══ Input records ══
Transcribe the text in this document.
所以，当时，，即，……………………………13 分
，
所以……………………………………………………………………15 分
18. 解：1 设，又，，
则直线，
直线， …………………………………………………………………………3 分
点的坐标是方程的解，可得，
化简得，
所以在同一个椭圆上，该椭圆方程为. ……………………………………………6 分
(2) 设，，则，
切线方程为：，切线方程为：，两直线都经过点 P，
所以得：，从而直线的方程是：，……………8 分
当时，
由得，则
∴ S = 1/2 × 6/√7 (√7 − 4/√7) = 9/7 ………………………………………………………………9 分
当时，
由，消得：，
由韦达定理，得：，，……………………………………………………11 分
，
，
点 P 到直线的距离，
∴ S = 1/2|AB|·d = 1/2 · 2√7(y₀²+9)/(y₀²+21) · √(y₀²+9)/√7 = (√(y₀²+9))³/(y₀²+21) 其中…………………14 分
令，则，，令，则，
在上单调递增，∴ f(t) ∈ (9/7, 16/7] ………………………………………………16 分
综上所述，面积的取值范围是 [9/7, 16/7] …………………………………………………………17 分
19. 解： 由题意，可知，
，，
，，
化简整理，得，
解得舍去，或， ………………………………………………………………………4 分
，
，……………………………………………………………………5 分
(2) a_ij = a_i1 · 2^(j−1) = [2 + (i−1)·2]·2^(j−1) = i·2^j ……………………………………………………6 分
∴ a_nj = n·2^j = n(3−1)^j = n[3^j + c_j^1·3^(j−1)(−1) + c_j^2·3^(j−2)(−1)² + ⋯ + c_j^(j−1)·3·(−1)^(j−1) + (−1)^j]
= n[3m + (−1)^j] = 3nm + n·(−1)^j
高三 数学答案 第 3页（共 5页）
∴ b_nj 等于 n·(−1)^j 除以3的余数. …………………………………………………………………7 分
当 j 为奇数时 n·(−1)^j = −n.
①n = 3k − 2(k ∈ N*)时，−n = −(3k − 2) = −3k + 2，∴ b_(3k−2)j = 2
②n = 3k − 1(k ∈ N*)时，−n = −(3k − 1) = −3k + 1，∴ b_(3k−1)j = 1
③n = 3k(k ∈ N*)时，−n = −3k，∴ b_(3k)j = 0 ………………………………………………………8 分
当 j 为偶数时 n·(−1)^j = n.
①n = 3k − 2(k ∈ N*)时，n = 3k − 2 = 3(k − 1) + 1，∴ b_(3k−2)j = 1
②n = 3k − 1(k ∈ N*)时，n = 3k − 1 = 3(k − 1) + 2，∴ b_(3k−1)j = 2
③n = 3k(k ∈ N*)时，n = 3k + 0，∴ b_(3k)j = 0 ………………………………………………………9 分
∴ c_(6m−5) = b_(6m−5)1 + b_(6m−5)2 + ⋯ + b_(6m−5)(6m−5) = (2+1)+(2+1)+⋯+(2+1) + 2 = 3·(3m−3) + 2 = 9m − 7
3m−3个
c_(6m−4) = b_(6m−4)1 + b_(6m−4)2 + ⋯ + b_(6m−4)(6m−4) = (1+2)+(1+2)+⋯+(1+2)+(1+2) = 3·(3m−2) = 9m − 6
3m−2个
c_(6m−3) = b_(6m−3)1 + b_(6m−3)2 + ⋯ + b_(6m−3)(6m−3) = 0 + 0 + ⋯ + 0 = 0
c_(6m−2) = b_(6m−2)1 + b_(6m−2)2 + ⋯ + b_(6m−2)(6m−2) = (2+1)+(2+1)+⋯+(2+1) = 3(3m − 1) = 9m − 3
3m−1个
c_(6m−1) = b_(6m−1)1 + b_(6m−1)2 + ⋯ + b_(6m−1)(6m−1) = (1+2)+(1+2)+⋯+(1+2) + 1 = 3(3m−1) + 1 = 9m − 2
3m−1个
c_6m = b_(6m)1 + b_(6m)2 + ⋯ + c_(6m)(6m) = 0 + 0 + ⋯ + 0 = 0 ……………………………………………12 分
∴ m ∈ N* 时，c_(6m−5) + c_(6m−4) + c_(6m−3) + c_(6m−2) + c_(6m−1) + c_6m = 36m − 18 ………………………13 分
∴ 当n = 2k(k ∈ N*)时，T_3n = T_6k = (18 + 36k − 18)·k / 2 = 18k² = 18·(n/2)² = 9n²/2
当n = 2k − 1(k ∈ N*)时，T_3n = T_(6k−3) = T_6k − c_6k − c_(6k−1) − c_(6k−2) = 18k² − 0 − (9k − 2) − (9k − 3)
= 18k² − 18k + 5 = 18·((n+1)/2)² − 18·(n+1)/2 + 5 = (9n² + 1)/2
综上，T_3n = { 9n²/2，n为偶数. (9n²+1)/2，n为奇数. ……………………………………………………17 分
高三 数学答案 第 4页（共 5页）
═══
*Task brief*:
Write out the records above again, keeping each one identical to the original.

*Written response*:
Transcribe the text in this document.
所以，当时，，即，……………………………13 分
，
所以……………………………………………………………………15 分
18. 解：1 设，又，，
则直线，
直线， …………………………………………………………………………3 分
点的坐标是方程的解，可得，
化简得，
所以在同一个椭圆上，该椭圆方程为. ……………………………………………6 分
(2) 设，，则，
切线方程为：，切线方程为：，两直线都经过点 P，
所以得：，从而直线的方程是：，……………8 分
当时，
由得，则
∴ S = 1/2 × 6/√7 (√7 − 4/√7) = 9/7 ………………………………………………………………9 分
当时，
由，消得：，
由韦达定理，得：，，……………………………………………………11 分
，
，
点 P 到直线的距离，
∴ S = 1/2|AB|·d = 1/2 · 2√7(y₀²+9)/(y₀²+21) · √(y₀²+9)/√7 = (√(y₀²+9))³/(y₀²+21) 其中…………………14 分
令，则，，令，则，
在上单调递增，∴ f(t) ∈ (9/7, 16/7] ………………………………………………16 分
综上所述，面积的取值范围是 [9/7, 16/7] …………………………………………………………17 分
19. 解： 由题意，可知，
，，
，，
化简整理，得，
解得舍去，或， ………………………………………………………………………4 分
，
，……………………………………………………………………5 分
(2) a_ij = a_i1 · 2^(j−1) = [2 + (i−1)·2]·2^(j−1) = i·2^j ……………………………………………………6 分
∴ a_nj = n·2^j = n(3−1)^j = n[3^j + c_j^1·3^(j−1)(−1) + c_j^2·3^(j−2)(−1)² + ⋯ + c_j^(j−1)·3·(−1)^(j−1) + (−1)^j]
= n[3m + (−1)^j] = 3nm + n·(−1)^j
高三 数学答案 第 3页（共 5页）
∴ b_nj 等于 n·(−1)^j 除以3的余数. …………………………………………………………………7 分
当 j 为奇数时 n·(−1)^j = −n.
①n = 3k − 2(k ∈ N*)时，−n = −(3k − 2) = −3k + 2，∴ b_(3k−2)j = 2
②n = 3k − 1(k ∈ N*)时，−n = −(3k − 1) = −3k + 1，∴ b_(3k−1)j = 1
③n = 3k(k ∈ N*)时，−n = −3k，∴ b_(3k)j = 0 ………………………………………………………8 分
当 j 为偶数时 n·(−1)^j = n.
①n = 3k − 2(k ∈ N*)时，n = 3k − 2 = 3(k − 1) + 1，∴ b_(3k−2)j = 1
②n = 3k − 1(k ∈ N*)时，n = 3k − 1 = 3(k − 1) + 2，∴ b_(3k−1)j = 2
③n = 3k(k ∈ N*)时，n = 3k + 0，∴ b_(3k)j = 0 ………………………………………………………9 分
∴ c_(6m−5) = b_(6m−5)1 + b_(6m−5)2 + ⋯ + b_(6m−5)(6m−5) = (2+1)+(2+1)+⋯+(2+1) + 2 = 3·(3m−3) + 2 = 9m − 7
3m−3个
c_(6m−4) = b_(6m−4)1 + b_(6m−4)2 + ⋯ + b_(6m−4)(6m−4) = (1+2)+(1+2)+⋯+(1+2)+(1+2) = 3·(3m−2) = 9m − 6
3m−2个
c_(6m−3) = b_(6m−3)1 + b_(6m−3)2 + ⋯ + b_(6m−3)(6m−3) = 0 + 0 + ⋯ + 0 = 0
c_(6m−2) = b_(6m−2)1 + b_(6m−2)2 + ⋯ + b_(6m−2)(6m−2) = (2+1)+(2+1)+⋯+(2+1) = 3(3m − 1) = 9m − 3
3m−1个
c_(6m−1) = b_(6m−1)1 + b_(6m−1)2 + ⋯ + b_(6m−1)(6m−1) = (1+2)+(1+2)+⋯+(1+2) + 1 = 3(3m−1) + 1 = 9m − 2
3m−1个
c_6m = b_(6m)1 + b_(6m)2 + ⋯ + c_(6m)(6m) = 0 + 0 + ⋯ + 0 = 0 ……………………………………………12 分
∴ m ∈ N* 时，c_(6m−5) + c_(6m−4) + c_(6m−3) + c_(6m−2) + c_(6m−1) + c_6m = 36m − 18 ………………………13 分
∴ 当n = 2k(k ∈ N*)时，T_3n = T_6k = (18 + 36k − 18)·k / 2 = 18k² = 18·(n/2)² = 9n²/2
当n = 2k − 1(k ∈ N*)时，T_3n = T_(6k−3) = T_6k − c_6k − c_(6k−1) − c_(6k−2) = 18k² − 0 − (9k − 2) − (9k − 3)
= 18k² − 18k + 5 = 18·((n+1)/2)² − 18·(n+1)/2 + 5 = (9n² + 1)/2
综上，T_3n = { 9n²/2，n为偶数. (9n²+1)/2，n为奇数. ……………………………………………………17 分
高三 数学答案 第 4页（共 5页）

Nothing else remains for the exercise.